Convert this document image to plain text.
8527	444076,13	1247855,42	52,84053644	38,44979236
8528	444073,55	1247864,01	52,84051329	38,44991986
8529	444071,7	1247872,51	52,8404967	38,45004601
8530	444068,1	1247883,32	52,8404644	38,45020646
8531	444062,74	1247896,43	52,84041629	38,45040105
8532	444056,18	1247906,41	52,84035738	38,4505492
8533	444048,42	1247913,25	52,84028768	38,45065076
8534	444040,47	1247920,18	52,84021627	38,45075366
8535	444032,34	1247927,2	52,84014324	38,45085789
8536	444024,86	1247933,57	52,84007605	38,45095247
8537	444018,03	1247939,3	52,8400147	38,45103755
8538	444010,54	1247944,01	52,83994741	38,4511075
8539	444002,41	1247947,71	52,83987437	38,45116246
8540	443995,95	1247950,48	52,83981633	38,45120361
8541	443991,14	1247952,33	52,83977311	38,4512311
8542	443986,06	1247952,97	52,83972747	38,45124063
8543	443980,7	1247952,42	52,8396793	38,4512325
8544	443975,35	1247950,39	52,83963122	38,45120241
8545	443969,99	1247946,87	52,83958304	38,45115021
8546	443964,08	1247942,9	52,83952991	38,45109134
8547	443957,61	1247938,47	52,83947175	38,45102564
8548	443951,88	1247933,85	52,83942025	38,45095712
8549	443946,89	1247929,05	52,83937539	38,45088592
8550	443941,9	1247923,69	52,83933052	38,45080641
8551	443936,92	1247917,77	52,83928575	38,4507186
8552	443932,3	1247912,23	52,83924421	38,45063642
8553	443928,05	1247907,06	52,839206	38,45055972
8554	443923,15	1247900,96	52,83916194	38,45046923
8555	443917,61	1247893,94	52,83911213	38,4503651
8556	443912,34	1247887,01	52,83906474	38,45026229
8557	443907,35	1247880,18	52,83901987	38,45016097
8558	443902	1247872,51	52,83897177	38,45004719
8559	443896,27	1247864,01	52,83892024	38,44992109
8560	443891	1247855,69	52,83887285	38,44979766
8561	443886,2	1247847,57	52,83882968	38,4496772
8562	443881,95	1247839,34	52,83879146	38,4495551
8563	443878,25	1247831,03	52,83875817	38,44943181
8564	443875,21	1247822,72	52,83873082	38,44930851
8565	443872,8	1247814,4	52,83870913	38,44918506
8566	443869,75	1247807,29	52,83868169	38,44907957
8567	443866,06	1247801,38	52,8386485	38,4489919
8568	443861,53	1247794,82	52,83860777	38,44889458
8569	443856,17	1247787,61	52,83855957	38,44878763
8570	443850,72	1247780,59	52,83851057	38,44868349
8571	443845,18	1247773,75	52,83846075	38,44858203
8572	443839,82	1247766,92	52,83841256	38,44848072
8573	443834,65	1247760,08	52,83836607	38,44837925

━━━━━━━━━━━━━━━━━━━━

> Written exercise: All entries shown above should be printed again exactly.

> Task output:
Convert this document image to plain text.
8527	444076,13	1247855,42	52,84053644	38,44979236
8528	444073,55	1247864,01	52,84051329	38,44991986
8529	444071,7	1247872,51	52,8404967	38,45004601
8530	444068,1	1247883,32	52,8404644	38,45020646
8531	444062,74	1247896,43	52,84041629	38,45040105
8532	444056,18	1247906,41	52,84035738	38,4505492
8533	444048,42	1247913,25	52,84028768	38,45065076
8534	444040,47	1247920,18	52,84021627	38,45075366
8535	444032,34	1247927,2	52,84014324	38,45085789
8536	444024,86	1247933,57	52,84007605	38,45095247
8537	444018,03	1247939,3	52,8400147	38,45103755
8538	444010,54	1247944,01	52,83994741	38,4511075
8539	444002,41	1247947,71	52,83987437	38,45116246
8540	443995,95	1247950,48	52,83981633	38,45120361
8541	443991,14	1247952,33	52,83977311	38,4512311
8542	443986,06	1247952,97	52,83972747	38,45124063
8543	443980,7	1247952,42	52,8396793	38,4512325
8544	443975,35	1247950,39	52,83963122	38,45120241
8545	443969,99	1247946,87	52,83958304	38,45115021
8546	443964,08	1247942,9	52,83952991	38,45109134
8547	443957,61	1247938,47	52,83947175	38,45102564
8548	443951,88	1247933,85	52,83942025	38,45095712
8549	443946,89	1247929,05	52,83937539	38,45088592
8550	443941,9	1247923,69	52,83933052	38,45080641
8551	443936,92	1247917,77	52,83928575	38,4507186
8552	443932,3	1247912,23	52,83924421	38,45063642
8553	443928,05	1247907,06	52,839206	38,45055972
8554	443923,15	1247900,96	52,83916194	38,45046923
8555	443917,61	1247893,94	52,83911213	38,4503651
8556	443912,34	1247887,01	52,83906474	38,45026229
8557	443907,35	1247880,18	52,83901987	38,45016097
8558	443902	1247872,51	52,83897177	38,45004719
8559	443896,27	1247864,01	52,83892024	38,44992109
8560	443891	1247855,69	52,83887285	38,44979766
8561	443886,2	1247847,57	52,83882968	38,4496772
8562	443881,95	1247839,34	52,83879146	38,4495551
8563	443878,25	1247831,03	52,83875817	38,44943181
8564	443875,21	1247822,72	52,83873082	38,44930851
8565	443872,8	1247814,4	52,83870913	38,44918506
8566	443869,75	1247807,29	52,83868169	38,44907957
8567	443866,06	1247801,38	52,8386485	38,4489919
8568	443861,53	1247794,82	52,83860777	38,44889458
8569	443856,17	1247787,61	52,83855957	38,44878763
8570	443850,72	1247780,59	52,83851057	38,44868349
8571	443845,18	1247773,75	52,83846075	38,44858203
8572	443839,82	1247766,92	52,83841256	38,44848072
8573	443834,65	1247760,08	52,83836607	38,44837925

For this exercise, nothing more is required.